EXERCISE OBJECTIVE:
Below are the entries; count the lines in them that contain the word "values" and give only the number.
--- start ---
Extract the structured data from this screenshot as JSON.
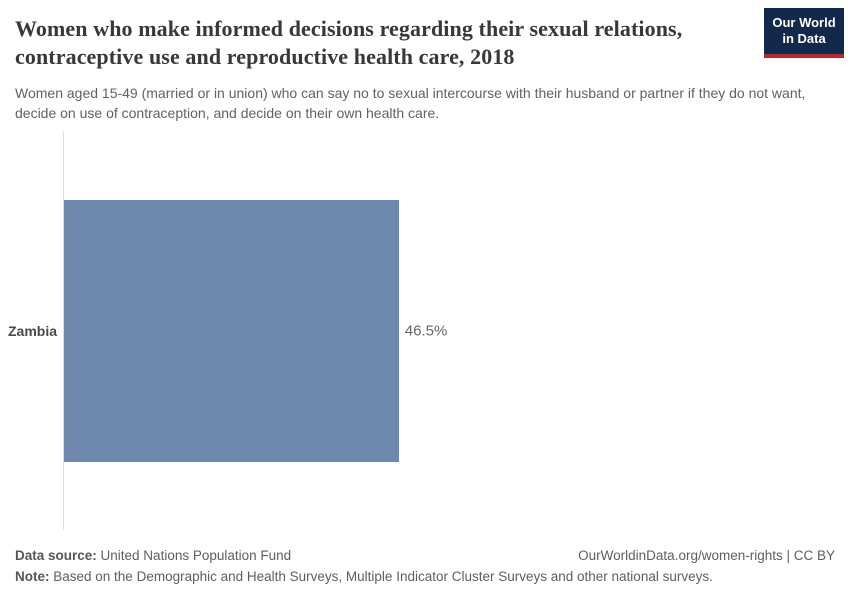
{
  "header": {
    "title": "Women who make informed decisions regarding their sexual relations, contraceptive use and reproductive health care, 2018",
    "subtitle": "Women aged 15-49 (married or in union) who can say no to sexual intercourse with their husband or partner if they do not want, decide on use of contraception, and decide on their own health care.",
    "logo": {
      "line1": "Our World",
      "line2": "in Data",
      "bg_color": "#12294b",
      "accent_color": "#c0272d"
    }
  },
  "chart_data": {
    "type": "bar",
    "orientation": "horizontal",
    "title": "Women who make informed decisions regarding their sexual relations, contraceptive use and reproductive health care, 2018",
    "categories": [
      "Zambia"
    ],
    "values": [
      46.5
    ],
    "value_labels": [
      "46.5%"
    ],
    "unit": "%",
    "xlim": [
      0,
      100
    ],
    "bar_color": "#6e88ae",
    "axis_line_color": "#dedede",
    "grid": false,
    "legend": "none"
  },
  "footer": {
    "data_source_label": "Data source:",
    "data_source_value": " United Nations Population Fund",
    "link": "OurWorldinData.org/women-rights | CC BY",
    "note_label": "Note:",
    "note_value": " Based on the Demographic and Health Surveys, Multiple Indicator Cluster Surveys and other national surveys."
  }
}
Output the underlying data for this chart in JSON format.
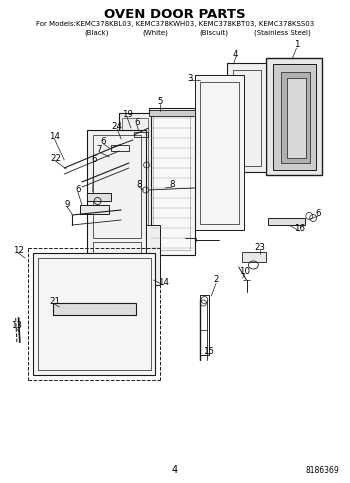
{
  "title": "OVEN DOOR PARTS",
  "subtitle_line1": "For Models:KEMC378KBL03, KEMC378KWH03, KEMC378KBT03, KEMC378KSS03",
  "subtitle_line2a": "(Black)",
  "subtitle_line2b": "(White)",
  "subtitle_line2c": "(Biscuit)",
  "subtitle_line2d": "(Stainless Steel)",
  "page_number": "4",
  "part_number": "8186369",
  "bg_color": "#ffffff",
  "lc": "#1a1a1a",
  "title_fontsize": 9.5,
  "sub_fontsize": 5.0,
  "lbl_fontsize": 6.2
}
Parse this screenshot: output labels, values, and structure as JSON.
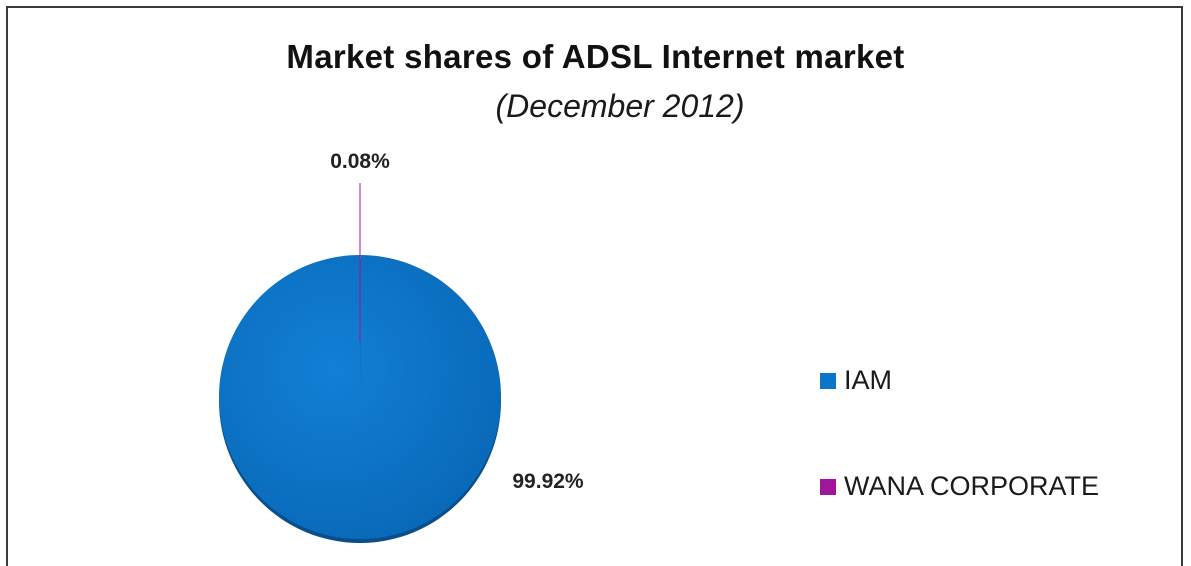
{
  "chart_data": {
    "type": "pie",
    "title": "Market shares of ADSL Internet market",
    "subtitle": "(December 2012)",
    "legend_position": "right",
    "series": [
      {
        "name": "IAM",
        "value": 99.92,
        "label": "99.92%",
        "color": "#0A75C9"
      },
      {
        "name": "WANA CORPORATE",
        "value": 0.08,
        "label": "0.08%",
        "color": "#A0169B"
      }
    ]
  }
}
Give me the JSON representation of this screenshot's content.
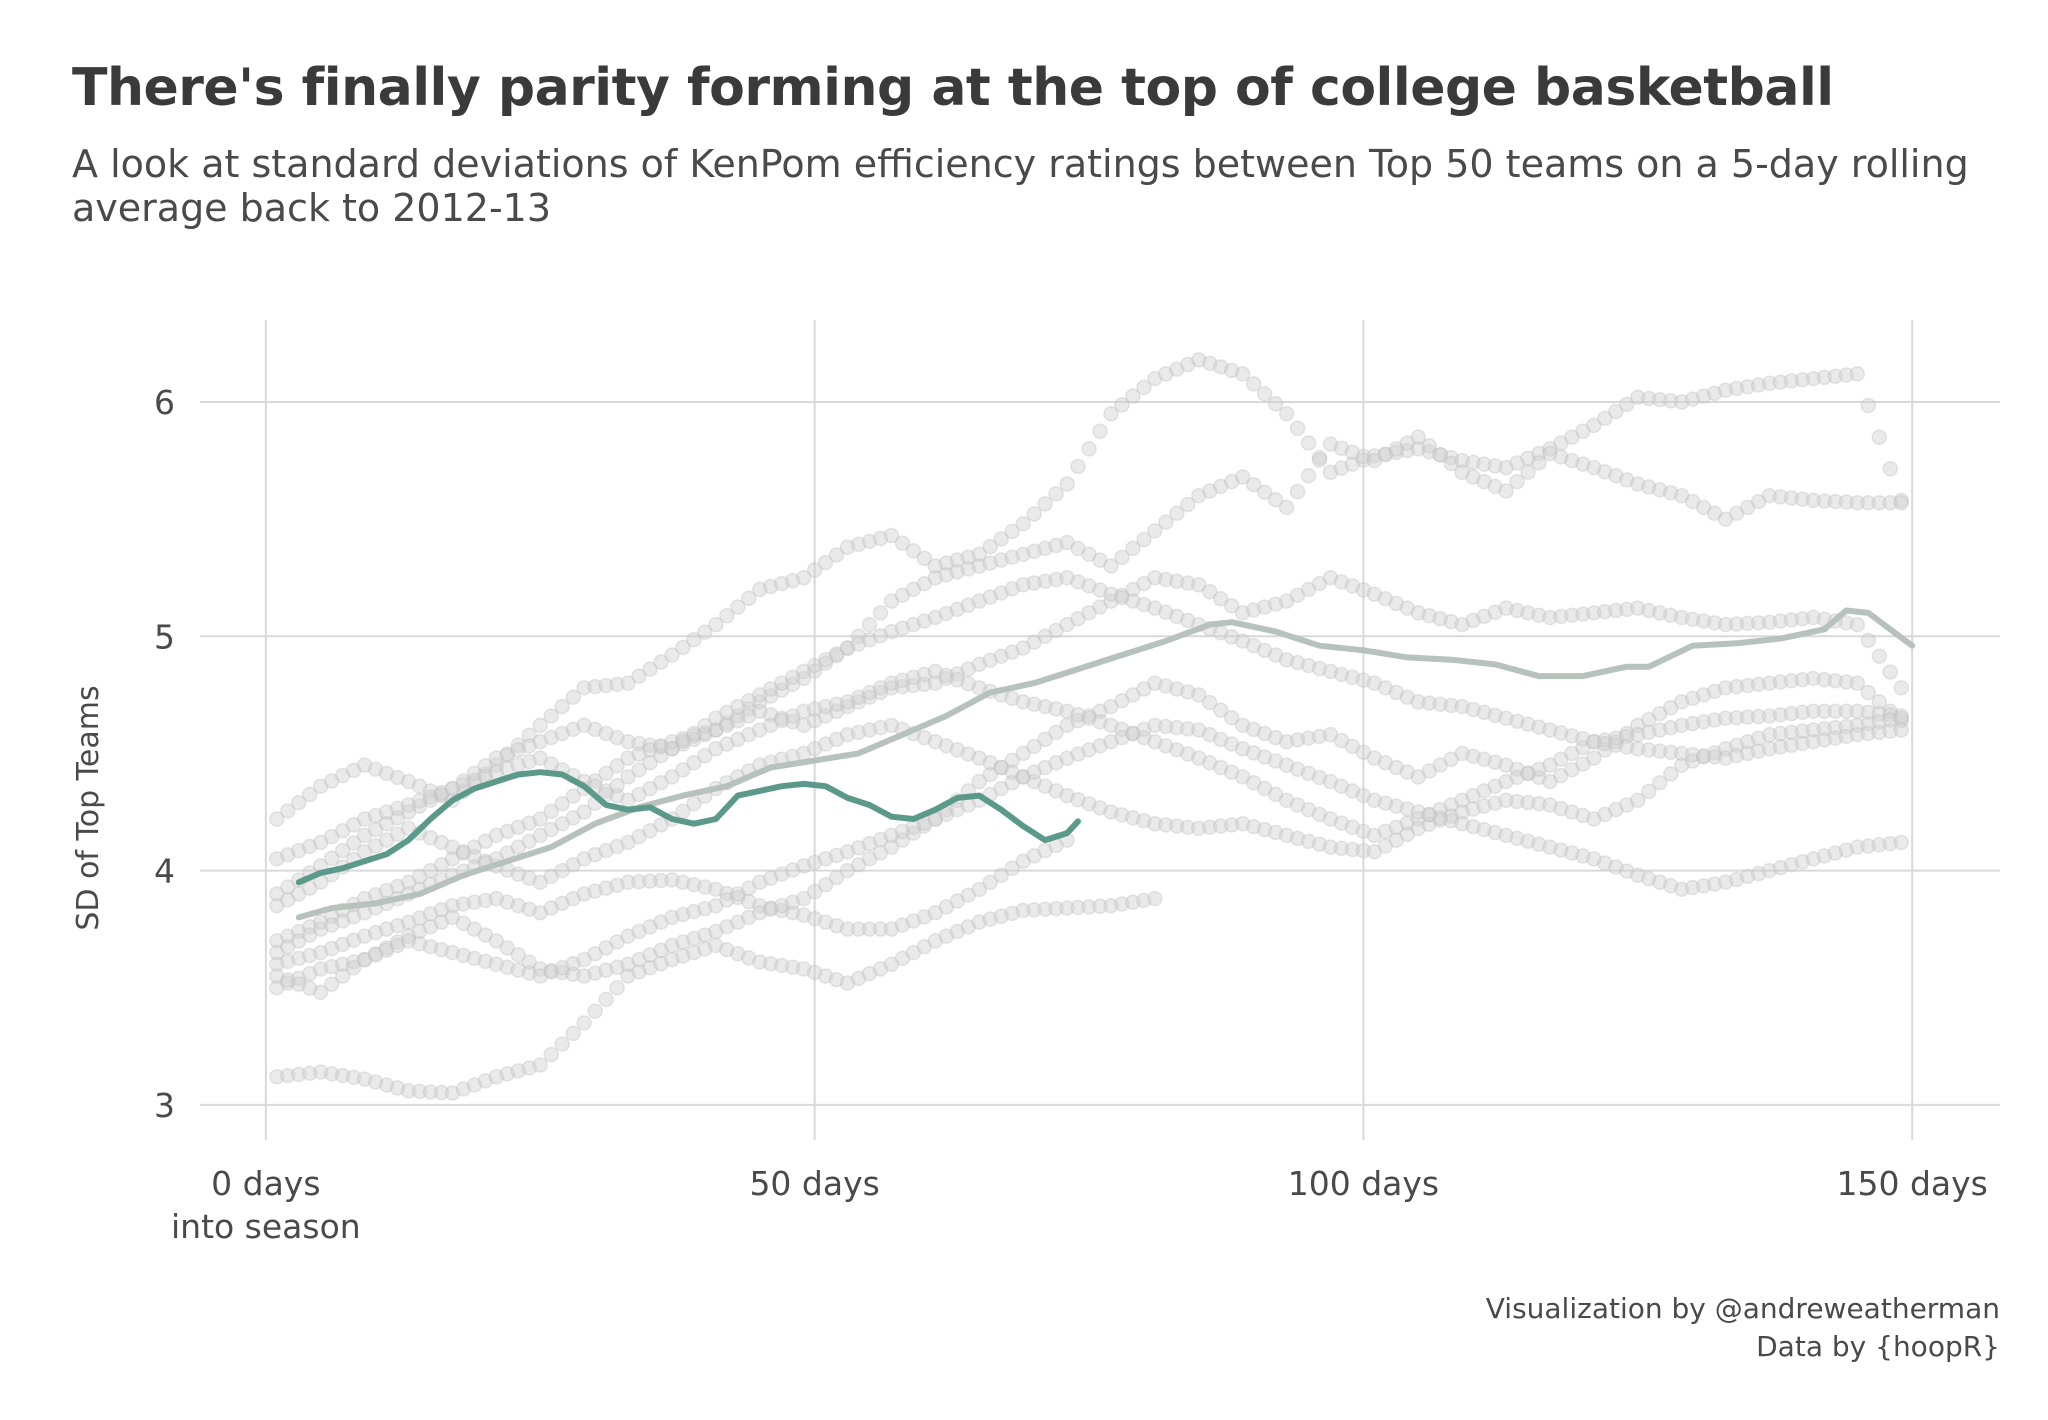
{
  "title": "There's finally parity forming at the top of college basketball",
  "subtitle": "A look at standard deviations of KenPom efficiency ratings between Top 50 teams on a 5-day rolling average back to 2012-13",
  "caption": {
    "line1": "Visualization by @andreweatherman",
    "line2": "Data by {hoopR}"
  },
  "colors": {
    "current_season": "#5b9a8b",
    "historical_average": "#b7c2bc",
    "points": "#d0d0d0",
    "grid": "#d9d9d9"
  },
  "chart_data": {
    "type": "line",
    "xlabel": "",
    "ylabel": "SD of Top Teams",
    "xlim": [
      -6,
      158
    ],
    "ylim": [
      2.85,
      6.35
    ],
    "x_ticks": [
      {
        "value": 0,
        "label": "0 days",
        "label2": "into season"
      },
      {
        "value": 50,
        "label": "50 days"
      },
      {
        "value": 100,
        "label": "100 days"
      },
      {
        "value": 150,
        "label": "150 days"
      }
    ],
    "y_ticks": [
      {
        "value": 3,
        "label": "3"
      },
      {
        "value": 4,
        "label": "4"
      },
      {
        "value": 5,
        "label": "5"
      },
      {
        "value": 6,
        "label": "6"
      }
    ],
    "grid": true,
    "legend": "none",
    "series": [
      {
        "role": "historical_average",
        "x": [
          3,
          6,
          10,
          14,
          18,
          22,
          26,
          30,
          34,
          38,
          42,
          46,
          50,
          54,
          58,
          62,
          66,
          70,
          74,
          78,
          82,
          86,
          88,
          92,
          96,
          100,
          104,
          108,
          112,
          116,
          120,
          124,
          126,
          130,
          134,
          138,
          142,
          144,
          146,
          148,
          150
        ],
        "y": [
          3.8,
          3.84,
          3.86,
          3.9,
          3.98,
          4.04,
          4.1,
          4.2,
          4.27,
          4.32,
          4.36,
          4.44,
          4.47,
          4.5,
          4.58,
          4.66,
          4.76,
          4.8,
          4.86,
          4.92,
          4.98,
          5.05,
          5.06,
          5.02,
          4.96,
          4.94,
          4.91,
          4.9,
          4.88,
          4.83,
          4.83,
          4.87,
          4.87,
          4.96,
          4.97,
          4.99,
          5.03,
          5.11,
          5.1,
          5.03,
          4.96
        ]
      },
      {
        "role": "current_season",
        "x": [
          3,
          5,
          7,
          9,
          11,
          13,
          15,
          17,
          19,
          21,
          23,
          25,
          27,
          29,
          31,
          33,
          35,
          37,
          39,
          41,
          43,
          45,
          47,
          49,
          51,
          53,
          55,
          57,
          59,
          61,
          63,
          65,
          67,
          69,
          71,
          73,
          74
        ],
        "y": [
          3.95,
          3.99,
          4.01,
          4.04,
          4.07,
          4.13,
          4.22,
          4.3,
          4.35,
          4.38,
          4.41,
          4.42,
          4.41,
          4.36,
          4.28,
          4.26,
          4.27,
          4.22,
          4.2,
          4.22,
          4.32,
          4.34,
          4.36,
          4.37,
          4.36,
          4.31,
          4.28,
          4.23,
          4.22,
          4.26,
          4.31,
          4.32,
          4.26,
          4.19,
          4.13,
          4.16,
          4.21
        ]
      },
      {
        "role": "season_points",
        "x": [
          1,
          5,
          9,
          13,
          17,
          21,
          25,
          29,
          33,
          37,
          41,
          45,
          49,
          53,
          57,
          61,
          65,
          69,
          73
        ],
        "y": [
          3.6,
          3.65,
          3.72,
          3.78,
          3.85,
          3.88,
          3.82,
          3.9,
          3.95,
          3.96,
          3.92,
          3.85,
          3.81,
          3.75,
          3.75,
          3.82,
          3.92,
          4.04,
          4.13
        ]
      },
      {
        "role": "season_points",
        "x": [
          1,
          5,
          9,
          13,
          17,
          21,
          25,
          29,
          33,
          37,
          41,
          45,
          49,
          53,
          57,
          61,
          65,
          69,
          73,
          77,
          81
        ],
        "y": [
          3.12,
          3.14,
          3.11,
          3.06,
          3.05,
          3.12,
          3.17,
          3.35,
          3.55,
          3.62,
          3.68,
          3.61,
          3.58,
          3.52,
          3.6,
          3.7,
          3.78,
          3.83,
          3.84,
          3.85,
          3.88
        ]
      },
      {
        "role": "season_points",
        "x": [
          1,
          5,
          9,
          13,
          17,
          21,
          25,
          29,
          33,
          37,
          41,
          45,
          49,
          53,
          57,
          61,
          65,
          69,
          73,
          77,
          81,
          85,
          89,
          93,
          97,
          101,
          105,
          109,
          113,
          117,
          121,
          125,
          129,
          133,
          137,
          141,
          145,
          149
        ],
        "y": [
          4.22,
          4.36,
          4.45,
          4.38,
          4.3,
          4.45,
          4.62,
          4.78,
          4.8,
          4.92,
          5.05,
          5.2,
          5.25,
          5.38,
          5.43,
          5.3,
          5.35,
          5.48,
          5.65,
          5.95,
          6.1,
          6.18,
          6.12,
          5.95,
          5.7,
          5.77,
          5.8,
          5.75,
          5.72,
          5.8,
          5.9,
          6.02,
          6.0,
          6.05,
          6.08,
          6.1,
          6.12,
          5.58
        ]
      },
      {
        "role": "season_points",
        "x": [
          1,
          5,
          9,
          13,
          17,
          21,
          25,
          29,
          33,
          37,
          41,
          45,
          49,
          53,
          57,
          61,
          65,
          69,
          73,
          77,
          81,
          85,
          89,
          93,
          97,
          101,
          105,
          109,
          113,
          117,
          121,
          125,
          129,
          133,
          137,
          141,
          145,
          149
        ],
        "y": [
          3.9,
          4.02,
          4.15,
          4.25,
          4.35,
          4.48,
          4.55,
          4.62,
          4.55,
          4.52,
          4.6,
          4.72,
          4.82,
          4.95,
          5.15,
          5.25,
          5.3,
          5.35,
          5.4,
          5.3,
          5.45,
          5.6,
          5.68,
          5.55,
          5.82,
          5.75,
          5.85,
          5.7,
          5.62,
          5.78,
          5.72,
          5.65,
          5.6,
          5.5,
          5.6,
          5.58,
          5.57,
          5.57
        ]
      },
      {
        "role": "season_points",
        "x": [
          1,
          5,
          9,
          13,
          17,
          21,
          25,
          29,
          33,
          37,
          41,
          45,
          49,
          53,
          57,
          61,
          65,
          69,
          73,
          77,
          81,
          85,
          89,
          93,
          97,
          101,
          105,
          109,
          113,
          117,
          121,
          125,
          129,
          133,
          137,
          141,
          145,
          149
        ],
        "y": [
          3.7,
          3.78,
          3.88,
          3.95,
          4.05,
          4.15,
          4.22,
          4.35,
          4.48,
          4.55,
          4.6,
          4.68,
          4.62,
          4.7,
          4.78,
          4.8,
          4.88,
          4.95,
          5.05,
          5.15,
          5.25,
          5.22,
          5.1,
          5.15,
          5.25,
          5.18,
          5.1,
          5.05,
          5.12,
          5.08,
          5.1,
          5.12,
          5.08,
          5.05,
          5.06,
          5.08,
          5.05,
          4.78
        ]
      },
      {
        "role": "season_points",
        "x": [
          1,
          5,
          9,
          13,
          17,
          21,
          25,
          29,
          33,
          37,
          41,
          45,
          49,
          53,
          57,
          61,
          65,
          69,
          73,
          77,
          81,
          85,
          89,
          93,
          97,
          101,
          105,
          109,
          113,
          117,
          121,
          125,
          129,
          133,
          137,
          141,
          145,
          149
        ],
        "y": [
          3.5,
          3.58,
          3.62,
          3.72,
          3.8,
          3.7,
          3.58,
          3.55,
          3.6,
          3.68,
          3.74,
          3.82,
          3.88,
          4.0,
          4.1,
          4.22,
          4.38,
          4.5,
          4.62,
          4.7,
          4.8,
          4.75,
          4.62,
          4.55,
          4.58,
          4.48,
          4.4,
          4.5,
          4.45,
          4.38,
          4.48,
          4.62,
          4.72,
          4.78,
          4.8,
          4.82,
          4.8,
          4.64
        ]
      },
      {
        "role": "season_points",
        "x": [
          1,
          5,
          9,
          13,
          17,
          21,
          25,
          29,
          33,
          37,
          41,
          45,
          49,
          53,
          57,
          61,
          65,
          69,
          73,
          77,
          81,
          85,
          89,
          93,
          97,
          101,
          105,
          109,
          113,
          117,
          121,
          125,
          129,
          133,
          137,
          141,
          145,
          149
        ],
        "y": [
          4.05,
          4.12,
          4.22,
          4.28,
          4.35,
          4.42,
          4.48,
          4.38,
          4.3,
          4.4,
          4.52,
          4.6,
          4.68,
          4.72,
          4.8,
          4.85,
          4.78,
          4.72,
          4.68,
          4.62,
          4.55,
          4.48,
          4.4,
          4.3,
          4.22,
          4.15,
          4.22,
          4.3,
          4.38,
          4.45,
          4.55,
          4.58,
          4.62,
          4.65,
          4.66,
          4.68,
          4.68,
          4.66
        ]
      },
      {
        "role": "season_points",
        "x": [
          1,
          5,
          9,
          13,
          17,
          21,
          25,
          29,
          33,
          37,
          41,
          45,
          49,
          53,
          57,
          61,
          65,
          69,
          73,
          77,
          81,
          85,
          89,
          93,
          97,
          101,
          105,
          109,
          113,
          117,
          121,
          125,
          129,
          133,
          137,
          141,
          145,
          149
        ],
        "y": [
          3.85,
          3.95,
          4.08,
          4.18,
          4.1,
          4.02,
          3.95,
          4.05,
          4.12,
          4.22,
          4.35,
          4.45,
          4.5,
          4.58,
          4.62,
          4.55,
          4.48,
          4.4,
          4.32,
          4.25,
          4.2,
          4.18,
          4.2,
          4.15,
          4.1,
          4.08,
          4.18,
          4.25,
          4.3,
          4.28,
          4.22,
          4.3,
          4.45,
          4.52,
          4.58,
          4.6,
          4.62,
          4.65
        ]
      },
      {
        "role": "season_points",
        "x": [
          1,
          5,
          9,
          13,
          17,
          21,
          25,
          29,
          33,
          37,
          41,
          45,
          49,
          53,
          57,
          61,
          65,
          69,
          73,
          77,
          81,
          85,
          89,
          93,
          97,
          101,
          105,
          109,
          113,
          117,
          121,
          125,
          129,
          133,
          137,
          141,
          145,
          149
        ],
        "y": [
          3.65,
          3.75,
          3.82,
          3.9,
          3.98,
          4.05,
          4.15,
          4.25,
          4.4,
          4.52,
          4.65,
          4.75,
          4.85,
          4.95,
          5.02,
          5.08,
          5.15,
          5.22,
          5.25,
          5.18,
          5.12,
          5.05,
          4.98,
          4.9,
          4.85,
          4.8,
          4.72,
          4.7,
          4.65,
          4.6,
          4.55,
          4.52,
          4.5,
          4.48,
          4.52,
          4.55,
          4.58,
          4.6
        ]
      },
      {
        "role": "season_points",
        "x": [
          1,
          5,
          9,
          13,
          17,
          21,
          25,
          29,
          33,
          37,
          41,
          45,
          49,
          53,
          57,
          61,
          65,
          69,
          73,
          77,
          81,
          85,
          89,
          93,
          97,
          101,
          105,
          109,
          113,
          117,
          121,
          125,
          129,
          133,
          137,
          141,
          145,
          149
        ],
        "y": [
          3.55,
          3.48,
          3.62,
          3.7,
          3.65,
          3.6,
          3.55,
          3.62,
          3.72,
          3.8,
          3.85,
          3.95,
          4.02,
          4.08,
          4.15,
          4.22,
          4.3,
          4.4,
          4.48,
          4.55,
          4.62,
          4.6,
          4.52,
          4.45,
          4.38,
          4.3,
          4.25,
          4.2,
          4.15,
          4.1,
          4.05,
          3.98,
          3.92,
          3.95,
          4.0,
          4.05,
          4.1,
          4.12
        ]
      }
    ]
  }
}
--- end ---
RESPONSE TO THE EXERCISE:
2